What you should do: Reproduce the full listing below unchanged, apart from the pictures.

......

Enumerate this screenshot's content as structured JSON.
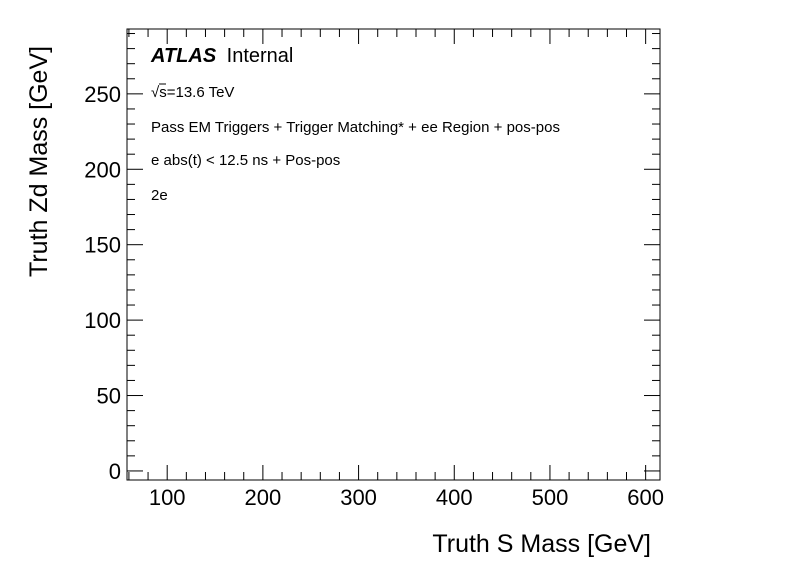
{
  "chart_data": {
    "type": "scatter",
    "title": "",
    "xlabel": "Truth S Mass [GeV]",
    "ylabel": "Truth Zd Mass [GeV]",
    "xlim": [
      58,
      615
    ],
    "ylim": [
      -6,
      293
    ],
    "x_ticks": [
      100,
      200,
      300,
      400,
      500,
      600
    ],
    "y_ticks": [
      0,
      50,
      100,
      150,
      200,
      250
    ],
    "x_minor_step": 20,
    "y_minor_step": 10,
    "grid": false,
    "legend": "none",
    "series": [
      {
        "values": []
      }
    ],
    "annotations": {
      "experiment": "ATLAS",
      "status": "Internal",
      "energy_sqrt": "√",
      "energy_rest": "s=13.6 TeV",
      "selection_1": "Pass EM Triggers + Trigger Matching* + ee Region + pos-pos",
      "selection_2": "e abs(t) < 12.5 ns + Pos-pos",
      "channel": "2e"
    }
  }
}
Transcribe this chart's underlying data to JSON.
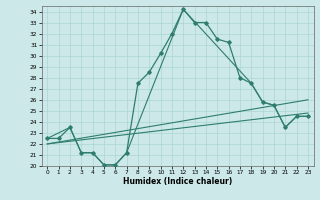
{
  "xlabel": "Humidex (Indice chaleur)",
  "bg_color": "#cce8e8",
  "line_color": "#2e7d6e",
  "grid_color": "#aad4d4",
  "xlim": [
    -0.5,
    23.5
  ],
  "ylim": [
    20,
    34.5
  ],
  "xticks": [
    0,
    1,
    2,
    3,
    4,
    5,
    6,
    7,
    8,
    9,
    10,
    11,
    12,
    13,
    14,
    15,
    16,
    17,
    18,
    19,
    20,
    21,
    22,
    23
  ],
  "yticks": [
    20,
    21,
    22,
    23,
    24,
    25,
    26,
    27,
    28,
    29,
    30,
    31,
    32,
    33,
    34
  ],
  "main_line": {
    "x": [
      0,
      1,
      2,
      3,
      4,
      5,
      6,
      7,
      8,
      9,
      10,
      11,
      12,
      13,
      14,
      15,
      16,
      17,
      18,
      19,
      20,
      21,
      22,
      23
    ],
    "y": [
      22.5,
      22.5,
      23.5,
      21.2,
      21.2,
      20.1,
      20.1,
      21.2,
      27.5,
      28.5,
      30.2,
      32.0,
      34.2,
      33.0,
      33.0,
      31.5,
      31.2,
      28.0,
      27.5,
      25.8,
      25.5,
      23.5,
      24.5,
      24.5
    ]
  },
  "line2": {
    "x": [
      0,
      2,
      3,
      4,
      5,
      6,
      7,
      12,
      18,
      19,
      20,
      21,
      22,
      23
    ],
    "y": [
      22.5,
      23.5,
      21.2,
      21.2,
      20.1,
      20.1,
      21.2,
      34.2,
      27.5,
      25.8,
      25.5,
      23.5,
      24.5,
      24.5
    ]
  },
  "line3": {
    "x": [
      0,
      23
    ],
    "y": [
      22.0,
      26.0
    ]
  },
  "line4": {
    "x": [
      0,
      23
    ],
    "y": [
      22.0,
      24.8
    ]
  }
}
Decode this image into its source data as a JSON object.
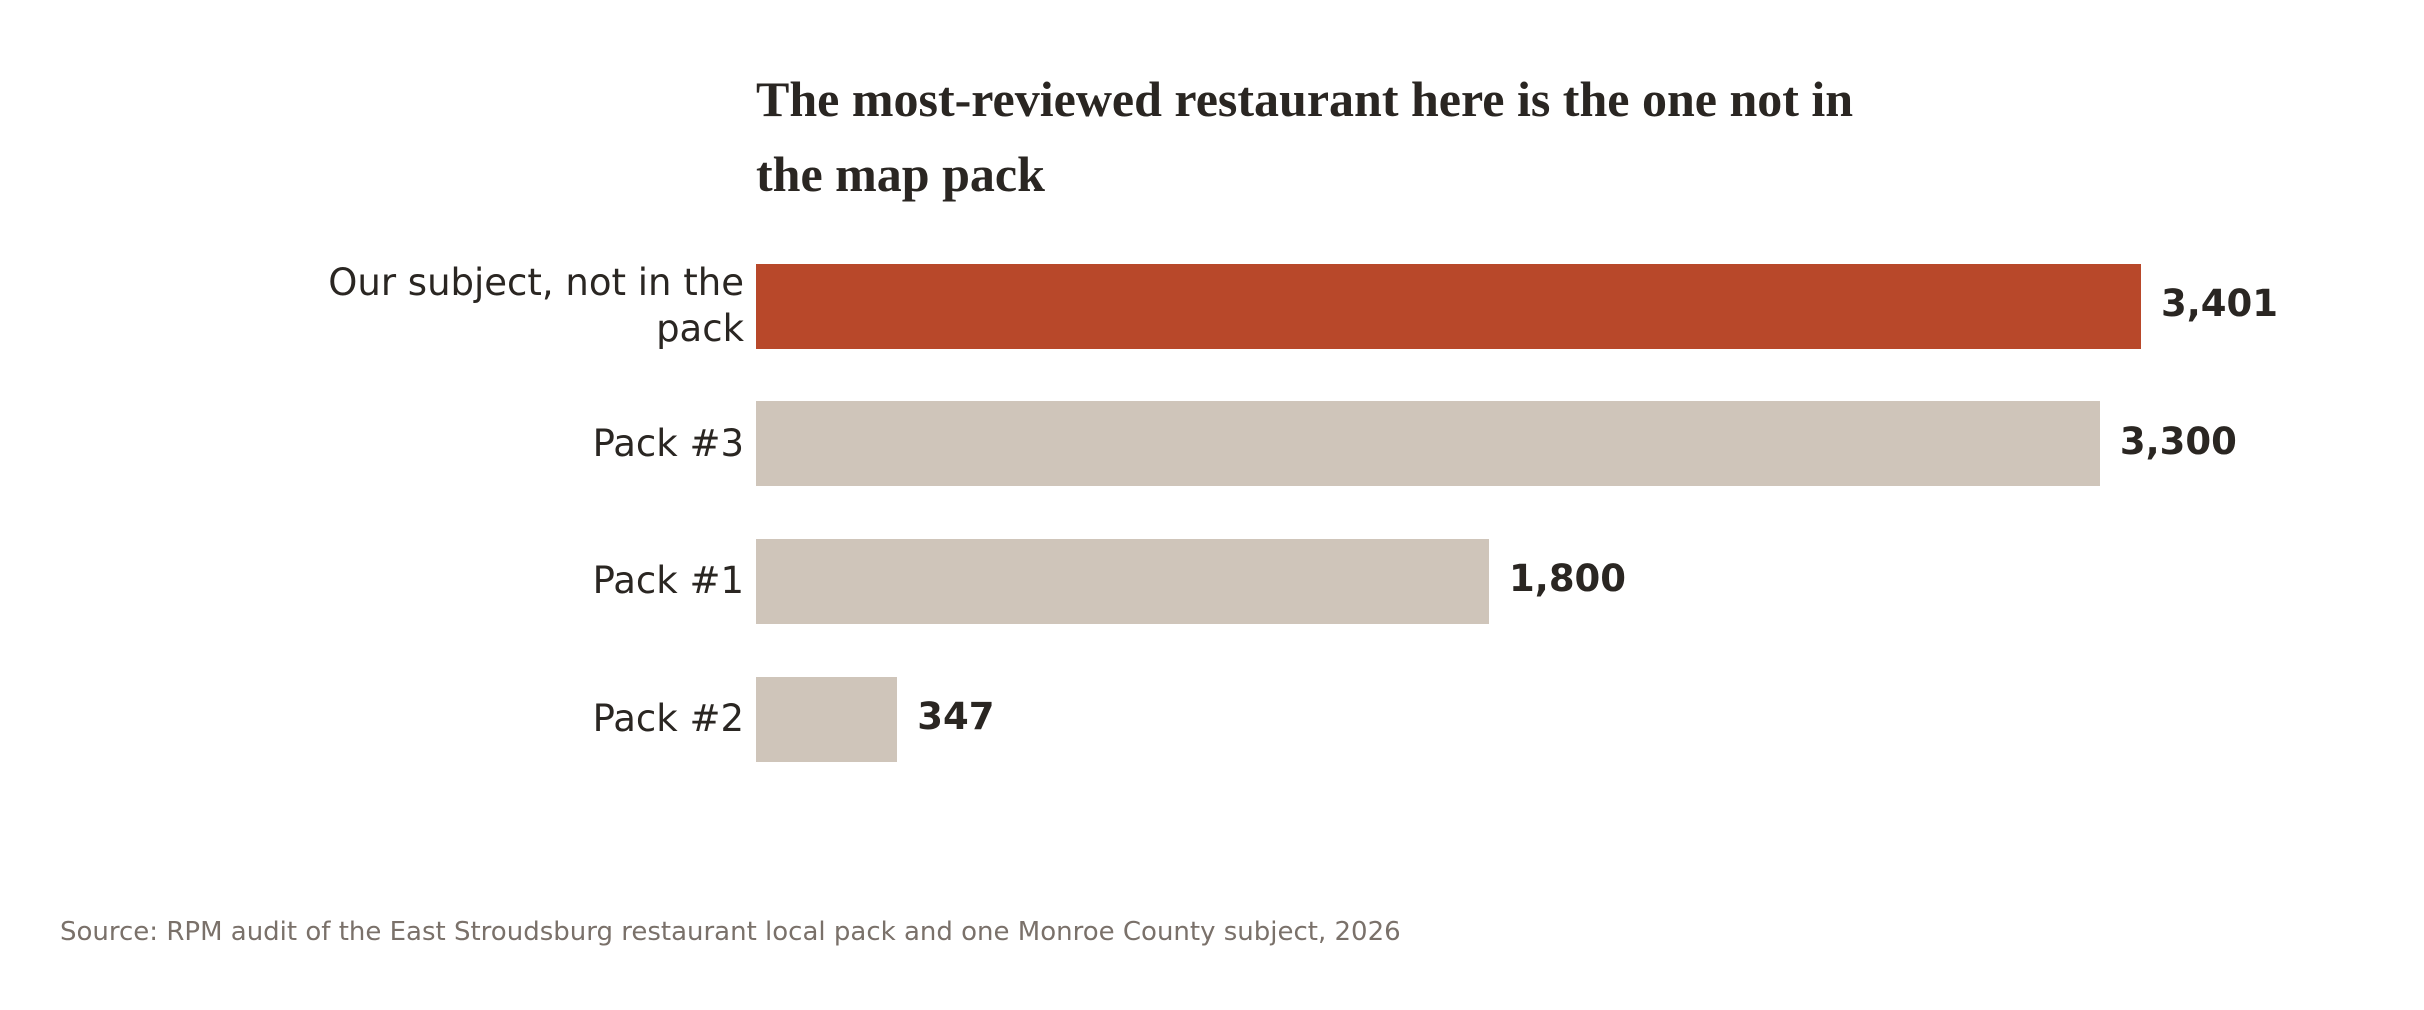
{
  "chart_data": {
    "type": "barh",
    "title": "The most-reviewed restaurant here is the one not in the map pack",
    "categories": [
      "Our subject, not in the pack",
      "Pack #3",
      "Pack #1",
      "Pack #2"
    ],
    "values": [
      3401,
      3300,
      1800,
      347
    ],
    "value_labels": [
      "3,401",
      "3,300",
      "1,800",
      "347"
    ],
    "colors": [
      "#b8482a",
      "#cfc5ba",
      "#cfc5ba",
      "#cfc5ba"
    ],
    "source": "Source: RPM audit of the East Stroudsburg restaurant local pack and one Monroe County subject, 2026"
  }
}
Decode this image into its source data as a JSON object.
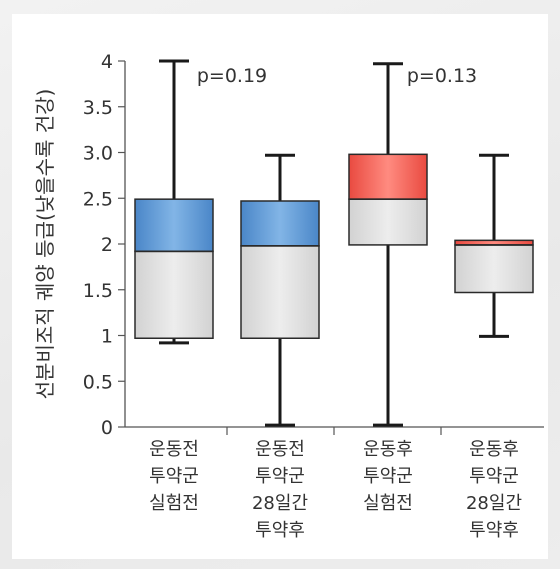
{
  "chart_data": {
    "type": "boxplot",
    "ylabel": "선분비조직 궤양 등급(낮을수록 건강)",
    "yticks": [
      "4",
      "3.5",
      "3.0",
      "2.5",
      "2",
      "1.5",
      "1",
      "0.5",
      "0"
    ],
    "ylim": [
      0,
      4
    ],
    "categories": [
      [
        "운동전",
        "투약군",
        "실험전"
      ],
      [
        "운동전",
        "투약군",
        "28일간",
        "투약후"
      ],
      [
        "운동후",
        "투약군",
        "실험전"
      ],
      [
        "운동후",
        "투약군",
        "28일간",
        "투약후"
      ]
    ],
    "boxes": [
      {
        "min": 0.92,
        "q1": 0.97,
        "median": 1.92,
        "q3": 2.49,
        "max": 4.0
      },
      {
        "min": 0.02,
        "q1": 0.97,
        "median": 1.98,
        "q3": 2.47,
        "max": 2.97
      },
      {
        "min": 0.02,
        "q1": 1.99,
        "median": 2.49,
        "q3": 2.98,
        "max": 3.97
      },
      {
        "min": 0.99,
        "q1": 1.47,
        "median": 1.99,
        "q3": 2.04,
        "max": 2.97
      }
    ],
    "annotations": [
      "p=0.19",
      "p=0.13"
    ],
    "colors": {
      "upper_box_groups_pre": "#5b96d3",
      "upper_box_groups_post": "#ee5a50",
      "lower_box": "#dcdcdc",
      "line": "#1a1a1a"
    }
  }
}
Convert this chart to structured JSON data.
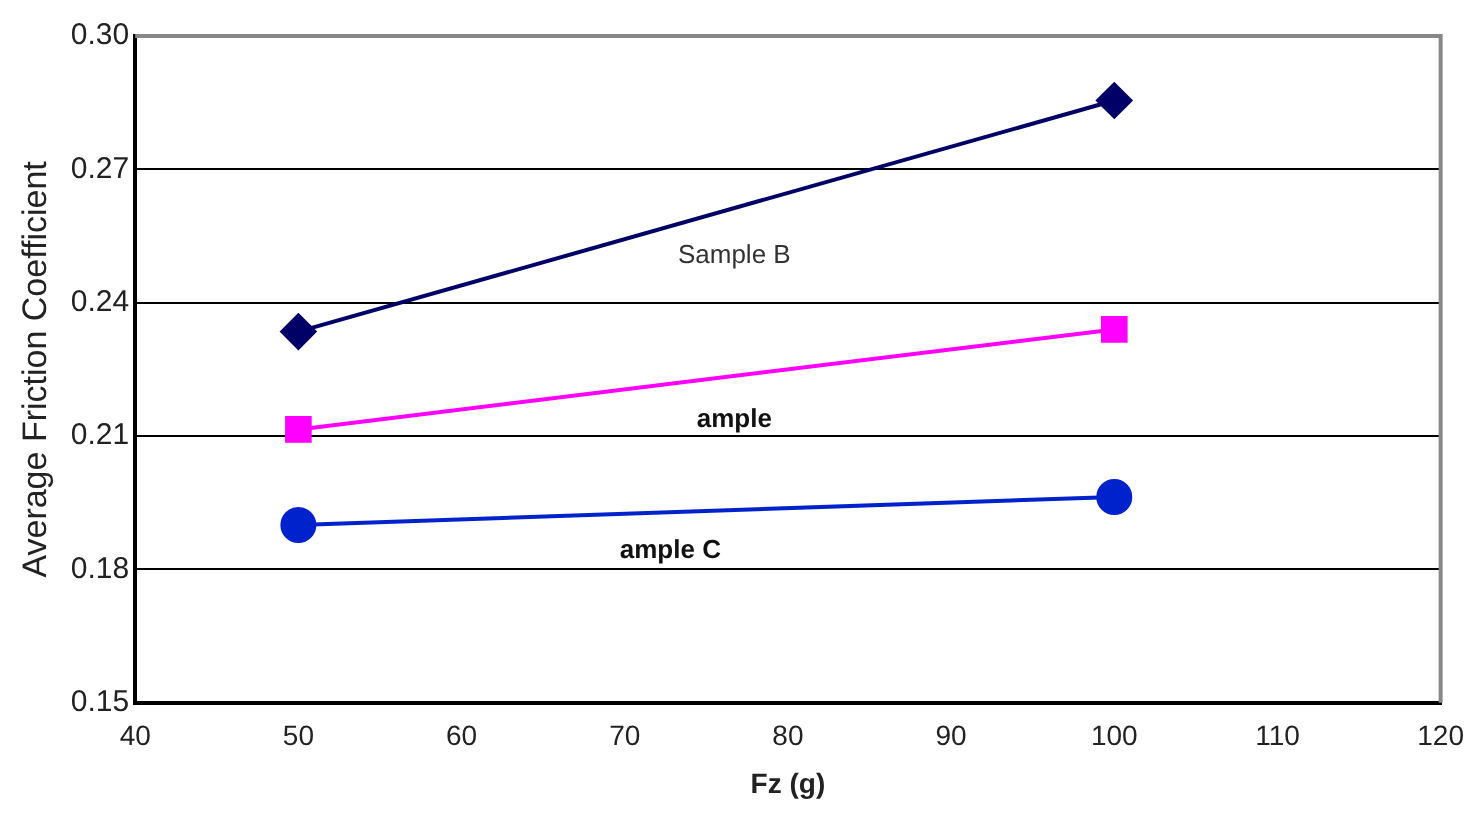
{
  "chart_data": {
    "type": "line",
    "xlabel": "Fz (g)",
    "ylabel": "Average Friction Coefficient",
    "x": [
      50,
      100
    ],
    "series": [
      {
        "name": "Sample B",
        "color": "#000066",
        "values": [
          0.2335,
          0.2855
        ],
        "marker": "diamond"
      },
      {
        "name": "ample",
        "color": "#ff00ff",
        "values": [
          0.2115,
          0.234
        ],
        "marker": "square"
      },
      {
        "name": "ample C",
        "color": "#0022cc",
        "values": [
          0.19,
          0.1963
        ],
        "marker": "circle"
      }
    ],
    "xlim": [
      40,
      120
    ],
    "xticks": [
      40,
      50,
      60,
      70,
      80,
      90,
      100,
      110,
      120
    ],
    "ylim": [
      0.15,
      0.3
    ],
    "yticks": [
      {
        "value": 0.15,
        "label": "0.15"
      },
      {
        "value": 0.18,
        "label": "0.18"
      },
      {
        "value": 0.21,
        "label": "0.21"
      },
      {
        "value": 0.24,
        "label": "0.24"
      },
      {
        "value": 0.27,
        "label": "0.27"
      },
      {
        "value": 0.3,
        "label": "0.30"
      }
    ],
    "grid": "y",
    "legend": false,
    "line_style": "solid"
  }
}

......

Response for this exercise:
Enumerate this screenshot's content as structured JSON.
{
  "chart_data": {
    "type": "scatter",
    "title": "",
    "xlabel": "Truth S Mass [GeV]",
    "ylabel": "Truth Zd Mass [GeV]",
    "xlim": [
      58,
      615
    ],
    "ylim": [
      -6,
      293
    ],
    "x_ticks": [
      100,
      200,
      300,
      400,
      500,
      600
    ],
    "y_ticks": [
      0,
      50,
      100,
      150,
      200,
      250
    ],
    "x_minor_step": 20,
    "y_minor_step": 10,
    "grid": false,
    "legend": "none",
    "series": [
      {
        "values": []
      }
    ],
    "annotations": {
      "experiment": "ATLAS",
      "status": "Internal",
      "energy_sqrt": "√",
      "energy_rest": "s=13.6 TeV",
      "selection_1": "Pass EM Triggers + Trigger Matching* + ee Region + pos-pos",
      "selection_2": "e abs(t) < 12.5 ns + Pos-pos",
      "channel": "2e"
    }
  }
}
Transcribe this chart's underlying data to JSON.
{
  "xlabel": "Humidex (Indice chaleur)",
  "bg_color": "#cce8e8",
  "line_color": "#2e7d6e",
  "grid_color": "#aad4d4",
  "xlim": [
    -0.5,
    23.5
  ],
  "ylim": [
    20,
    34.5
  ],
  "xticks": [
    0,
    1,
    2,
    3,
    4,
    5,
    6,
    7,
    8,
    9,
    10,
    11,
    12,
    13,
    14,
    15,
    16,
    17,
    18,
    19,
    20,
    21,
    22,
    23
  ],
  "yticks": [
    20,
    21,
    22,
    23,
    24,
    25,
    26,
    27,
    28,
    29,
    30,
    31,
    32,
    33,
    34
  ],
  "main_line": {
    "x": [
      0,
      1,
      2,
      3,
      4,
      5,
      6,
      7,
      8,
      9,
      10,
      11,
      12,
      13,
      14,
      15,
      16,
      17,
      18,
      19,
      20,
      21,
      22,
      23
    ],
    "y": [
      22.5,
      22.5,
      23.5,
      21.2,
      21.2,
      20.1,
      20.1,
      21.2,
      27.5,
      28.5,
      30.2,
      32.0,
      34.2,
      33.0,
      33.0,
      31.5,
      31.2,
      28.0,
      27.5,
      25.8,
      25.5,
      23.5,
      24.5,
      24.5
    ]
  },
  "line2": {
    "x": [
      0,
      2,
      3,
      4,
      5,
      6,
      7,
      12,
      18,
      19,
      20,
      21,
      22,
      23
    ],
    "y": [
      22.5,
      23.5,
      21.2,
      21.2,
      20.1,
      20.1,
      21.2,
      34.2,
      27.5,
      25.8,
      25.5,
      23.5,
      24.5,
      24.5
    ]
  },
  "line3": {
    "x": [
      0,
      23
    ],
    "y": [
      22.0,
      26.0
    ]
  },
  "line4": {
    "x": [
      0,
      23
    ],
    "y": [
      22.0,
      24.8
    ]
  }
}
Decode this image into its source data as a JSON object.
{
  "chart_data": {
    "type": "barh",
    "title": "The most-reviewed restaurant here is the one not in the map pack",
    "categories": [
      "Our subject, not in the pack",
      "Pack #3",
      "Pack #1",
      "Pack #2"
    ],
    "values": [
      3401,
      3300,
      1800,
      347
    ],
    "value_labels": [
      "3,401",
      "3,300",
      "1,800",
      "347"
    ],
    "colors": [
      "#b8482a",
      "#cfc5ba",
      "#cfc5ba",
      "#cfc5ba"
    ],
    "source": "Source: RPM audit of the East Stroudsburg restaurant local pack and one Monroe County subject, 2026"
  }
}
Decode this image into its source data as a JSON object.
{
  "chart_data": {
    "type": "boxplot",
    "ylabel": "선분비조직 궤양 등급(낮을수록 건강)",
    "yticks": [
      "4",
      "3.5",
      "3.0",
      "2.5",
      "2",
      "1.5",
      "1",
      "0.5",
      "0"
    ],
    "ylim": [
      0,
      4
    ],
    "categories": [
      [
        "운동전",
        "투약군",
        "실험전"
      ],
      [
        "운동전",
        "투약군",
        "28일간",
        "투약후"
      ],
      [
        "운동후",
        "투약군",
        "실험전"
      ],
      [
        "운동후",
        "투약군",
        "28일간",
        "투약후"
      ]
    ],
    "boxes": [
      {
        "min": 0.92,
        "q1": 0.97,
        "median": 1.92,
        "q3": 2.49,
        "max": 4.0
      },
      {
        "min": 0.02,
        "q1": 0.97,
        "median": 1.98,
        "q3": 2.47,
        "max": 2.97
      },
      {
        "min": 0.02,
        "q1": 1.99,
        "median": 2.49,
        "q3": 2.98,
        "max": 3.97
      },
      {
        "min": 0.99,
        "q1": 1.47,
        "median": 1.99,
        "q3": 2.04,
        "max": 2.97
      }
    ],
    "annotations": [
      "p=0.19",
      "p=0.13"
    ],
    "colors": {
      "upper_box_groups_pre": "#5b96d3",
      "upper_box_groups_post": "#ee5a50",
      "lower_box": "#dcdcdc",
      "line": "#1a1a1a"
    }
  }
}
Convert this chart to structured JSON data.
{
  "chart_data": {
    "type": "line",
    "xlabel": "Fz (g)",
    "ylabel": "Average Friction Coefficient",
    "x": [
      50,
      100
    ],
    "series": [
      {
        "name": "Sample B",
        "color": "#000066",
        "values": [
          0.2335,
          0.2855
        ],
        "marker": "diamond"
      },
      {
        "name": "ample",
        "color": "#ff00ff",
        "values": [
          0.2115,
          0.234
        ],
        "marker": "square"
      },
      {
        "name": "ample C",
        "color": "#0022cc",
        "values": [
          0.19,
          0.1963
        ],
        "marker": "circle"
      }
    ],
    "xlim": [
      40,
      120
    ],
    "xticks": [
      40,
      50,
      60,
      70,
      80,
      90,
      100,
      110,
      120
    ],
    "ylim": [
      0.15,
      0.3
    ],
    "yticks": [
      {
        "value": 0.15,
        "label": "0.15"
      },
      {
        "value": 0.18,
        "label": "0.18"
      },
      {
        "value": 0.21,
        "label": "0.21"
      },
      {
        "value": 0.24,
        "label": "0.24"
      },
      {
        "value": 0.27,
        "label": "0.27"
      },
      {
        "value": 0.3,
        "label": "0.30"
      }
    ],
    "grid": "y",
    "legend": false,
    "line_style": "solid"
  }
}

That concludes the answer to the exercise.